┌──

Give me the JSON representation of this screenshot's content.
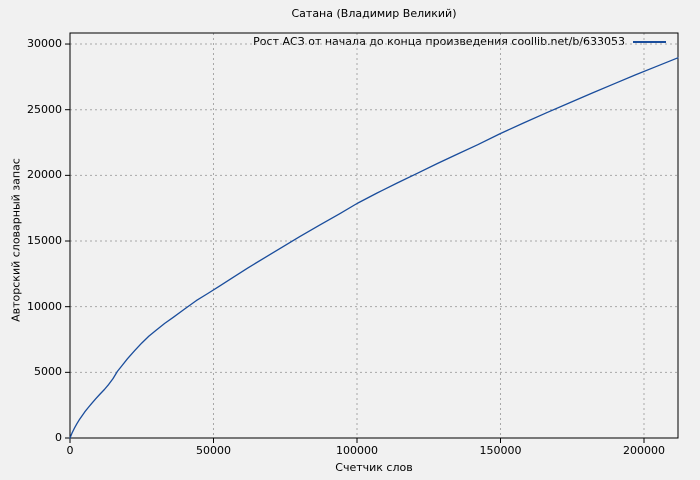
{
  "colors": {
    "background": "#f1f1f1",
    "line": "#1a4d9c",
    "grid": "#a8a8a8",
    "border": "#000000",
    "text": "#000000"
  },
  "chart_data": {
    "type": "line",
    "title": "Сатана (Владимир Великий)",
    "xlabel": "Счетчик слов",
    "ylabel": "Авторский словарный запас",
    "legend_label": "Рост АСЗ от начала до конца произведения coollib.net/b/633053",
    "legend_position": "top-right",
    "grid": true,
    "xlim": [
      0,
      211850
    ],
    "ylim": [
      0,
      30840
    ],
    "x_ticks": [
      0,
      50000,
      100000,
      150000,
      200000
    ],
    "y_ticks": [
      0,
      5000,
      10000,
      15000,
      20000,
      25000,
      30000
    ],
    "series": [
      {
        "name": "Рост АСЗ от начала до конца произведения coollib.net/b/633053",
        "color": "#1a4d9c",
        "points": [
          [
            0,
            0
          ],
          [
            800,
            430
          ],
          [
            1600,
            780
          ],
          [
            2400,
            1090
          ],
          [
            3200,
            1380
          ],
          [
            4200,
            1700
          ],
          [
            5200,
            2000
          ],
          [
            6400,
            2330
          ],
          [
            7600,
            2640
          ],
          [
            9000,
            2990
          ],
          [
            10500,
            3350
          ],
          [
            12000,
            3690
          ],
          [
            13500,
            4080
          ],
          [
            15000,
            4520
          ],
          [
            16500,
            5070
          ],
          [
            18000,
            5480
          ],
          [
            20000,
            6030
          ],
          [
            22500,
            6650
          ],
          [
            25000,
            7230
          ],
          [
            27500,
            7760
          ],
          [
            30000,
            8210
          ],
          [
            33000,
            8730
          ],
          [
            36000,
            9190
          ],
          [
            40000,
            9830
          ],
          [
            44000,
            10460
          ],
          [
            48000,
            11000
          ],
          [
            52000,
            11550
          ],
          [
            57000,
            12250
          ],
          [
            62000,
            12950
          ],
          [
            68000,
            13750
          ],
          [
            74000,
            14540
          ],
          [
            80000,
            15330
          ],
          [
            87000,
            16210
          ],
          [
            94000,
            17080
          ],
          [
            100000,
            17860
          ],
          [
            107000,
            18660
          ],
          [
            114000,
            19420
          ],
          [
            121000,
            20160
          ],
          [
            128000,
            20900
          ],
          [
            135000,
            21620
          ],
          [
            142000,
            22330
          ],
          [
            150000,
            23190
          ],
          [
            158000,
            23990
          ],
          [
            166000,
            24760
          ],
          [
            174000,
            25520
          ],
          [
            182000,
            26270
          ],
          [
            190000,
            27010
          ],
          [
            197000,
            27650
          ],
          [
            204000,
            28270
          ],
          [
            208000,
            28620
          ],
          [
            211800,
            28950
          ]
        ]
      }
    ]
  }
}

└──

Quote in full the listing given above; the images are to be left out.

▶ _Task solution_
Give me the JSON representation of this screenshot's content.
{
  "colors": {
    "background": "#f1f1f1",
    "line": "#1a4d9c",
    "grid": "#a8a8a8",
    "border": "#000000",
    "text": "#000000"
  },
  "chart_data": {
    "type": "line",
    "title": "Сатана (Владимир Великий)",
    "xlabel": "Счетчик слов",
    "ylabel": "Авторский словарный запас",
    "legend_label": "Рост АСЗ от начала до конца произведения coollib.net/b/633053",
    "legend_position": "top-right",
    "grid": true,
    "xlim": [
      0,
      211850
    ],
    "ylim": [
      0,
      30840
    ],
    "x_ticks": [
      0,
      50000,
      100000,
      150000,
      200000
    ],
    "y_ticks": [
      0,
      5000,
      10000,
      15000,
      20000,
      25000,
      30000
    ],
    "series": [
      {
        "name": "Рост АСЗ от начала до конца произведения coollib.net/b/633053",
        "color": "#1a4d9c",
        "points": [
          [
            0,
            0
          ],
          [
            800,
            430
          ],
          [
            1600,
            780
          ],
          [
            2400,
            1090
          ],
          [
            3200,
            1380
          ],
          [
            4200,
            1700
          ],
          [
            5200,
            2000
          ],
          [
            6400,
            2330
          ],
          [
            7600,
            2640
          ],
          [
            9000,
            2990
          ],
          [
            10500,
            3350
          ],
          [
            12000,
            3690
          ],
          [
            13500,
            4080
          ],
          [
            15000,
            4520
          ],
          [
            16500,
            5070
          ],
          [
            18000,
            5480
          ],
          [
            20000,
            6030
          ],
          [
            22500,
            6650
          ],
          [
            25000,
            7230
          ],
          [
            27500,
            7760
          ],
          [
            30000,
            8210
          ],
          [
            33000,
            8730
          ],
          [
            36000,
            9190
          ],
          [
            40000,
            9830
          ],
          [
            44000,
            10460
          ],
          [
            48000,
            11000
          ],
          [
            52000,
            11550
          ],
          [
            57000,
            12250
          ],
          [
            62000,
            12950
          ],
          [
            68000,
            13750
          ],
          [
            74000,
            14540
          ],
          [
            80000,
            15330
          ],
          [
            87000,
            16210
          ],
          [
            94000,
            17080
          ],
          [
            100000,
            17860
          ],
          [
            107000,
            18660
          ],
          [
            114000,
            19420
          ],
          [
            121000,
            20160
          ],
          [
            128000,
            20900
          ],
          [
            135000,
            21620
          ],
          [
            142000,
            22330
          ],
          [
            150000,
            23190
          ],
          [
            158000,
            23990
          ],
          [
            166000,
            24760
          ],
          [
            174000,
            25520
          ],
          [
            182000,
            26270
          ],
          [
            190000,
            27010
          ],
          [
            197000,
            27650
          ],
          [
            204000,
            28270
          ],
          [
            208000,
            28620
          ],
          [
            211800,
            28950
          ]
        ]
      }
    ]
  }
}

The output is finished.